• _Instructions for the task_: Look through the listing and locate every line containing the word "Probable"; copy those lines.

* * * * * * *

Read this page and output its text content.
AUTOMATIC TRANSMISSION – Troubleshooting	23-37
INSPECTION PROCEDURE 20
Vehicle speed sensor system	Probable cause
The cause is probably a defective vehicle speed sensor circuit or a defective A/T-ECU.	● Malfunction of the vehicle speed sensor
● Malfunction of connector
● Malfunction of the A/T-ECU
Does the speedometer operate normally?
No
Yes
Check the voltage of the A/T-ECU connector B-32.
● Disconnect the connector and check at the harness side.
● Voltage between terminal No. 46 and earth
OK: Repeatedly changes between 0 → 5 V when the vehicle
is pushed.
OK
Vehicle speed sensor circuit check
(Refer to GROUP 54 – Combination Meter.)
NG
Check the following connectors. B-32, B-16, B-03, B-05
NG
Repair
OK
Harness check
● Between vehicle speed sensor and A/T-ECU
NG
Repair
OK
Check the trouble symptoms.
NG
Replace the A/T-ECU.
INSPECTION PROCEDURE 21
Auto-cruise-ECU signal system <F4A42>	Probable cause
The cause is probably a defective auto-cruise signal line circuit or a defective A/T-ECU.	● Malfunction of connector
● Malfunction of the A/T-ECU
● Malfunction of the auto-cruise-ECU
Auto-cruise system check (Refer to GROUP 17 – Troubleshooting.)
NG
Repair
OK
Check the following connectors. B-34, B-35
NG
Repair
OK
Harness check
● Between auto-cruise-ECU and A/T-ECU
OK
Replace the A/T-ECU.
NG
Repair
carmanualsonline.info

* * * * * * *

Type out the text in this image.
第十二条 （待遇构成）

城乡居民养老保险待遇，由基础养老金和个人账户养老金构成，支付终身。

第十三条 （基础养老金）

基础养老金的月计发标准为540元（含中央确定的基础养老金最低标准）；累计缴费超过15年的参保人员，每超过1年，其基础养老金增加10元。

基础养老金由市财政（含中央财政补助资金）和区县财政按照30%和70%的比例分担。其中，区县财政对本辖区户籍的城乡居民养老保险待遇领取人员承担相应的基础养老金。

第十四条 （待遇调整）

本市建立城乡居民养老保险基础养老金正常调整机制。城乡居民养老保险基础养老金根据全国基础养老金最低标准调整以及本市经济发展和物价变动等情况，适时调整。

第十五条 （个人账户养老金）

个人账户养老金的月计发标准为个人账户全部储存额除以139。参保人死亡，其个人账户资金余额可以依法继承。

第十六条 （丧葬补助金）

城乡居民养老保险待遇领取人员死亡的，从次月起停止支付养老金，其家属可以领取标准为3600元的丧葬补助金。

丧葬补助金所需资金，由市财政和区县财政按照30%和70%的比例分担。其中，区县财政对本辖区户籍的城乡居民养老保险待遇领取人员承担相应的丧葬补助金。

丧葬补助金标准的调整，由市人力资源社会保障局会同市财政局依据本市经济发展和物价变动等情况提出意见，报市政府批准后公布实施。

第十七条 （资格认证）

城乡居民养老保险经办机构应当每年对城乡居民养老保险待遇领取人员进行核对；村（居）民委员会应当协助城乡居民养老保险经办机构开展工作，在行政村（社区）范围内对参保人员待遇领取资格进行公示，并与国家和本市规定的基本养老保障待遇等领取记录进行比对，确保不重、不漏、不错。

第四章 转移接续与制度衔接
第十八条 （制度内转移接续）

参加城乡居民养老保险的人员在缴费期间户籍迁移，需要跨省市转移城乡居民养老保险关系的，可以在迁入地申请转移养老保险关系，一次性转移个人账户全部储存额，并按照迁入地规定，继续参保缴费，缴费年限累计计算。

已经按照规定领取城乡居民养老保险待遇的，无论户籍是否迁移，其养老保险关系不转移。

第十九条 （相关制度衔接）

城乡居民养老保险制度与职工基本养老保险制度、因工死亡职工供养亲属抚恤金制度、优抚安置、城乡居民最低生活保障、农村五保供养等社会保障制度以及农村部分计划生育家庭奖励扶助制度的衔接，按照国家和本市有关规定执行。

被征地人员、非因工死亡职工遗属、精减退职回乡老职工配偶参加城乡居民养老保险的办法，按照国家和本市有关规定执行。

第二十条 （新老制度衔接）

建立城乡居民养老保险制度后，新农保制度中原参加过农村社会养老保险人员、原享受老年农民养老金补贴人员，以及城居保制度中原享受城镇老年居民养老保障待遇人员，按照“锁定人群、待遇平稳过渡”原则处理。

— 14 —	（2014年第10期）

* * * * * * *

• _Full output_:
Vehicle speed sensor system	Probable cause
Auto-cruise-ECU signal system <F4A42>	Probable cause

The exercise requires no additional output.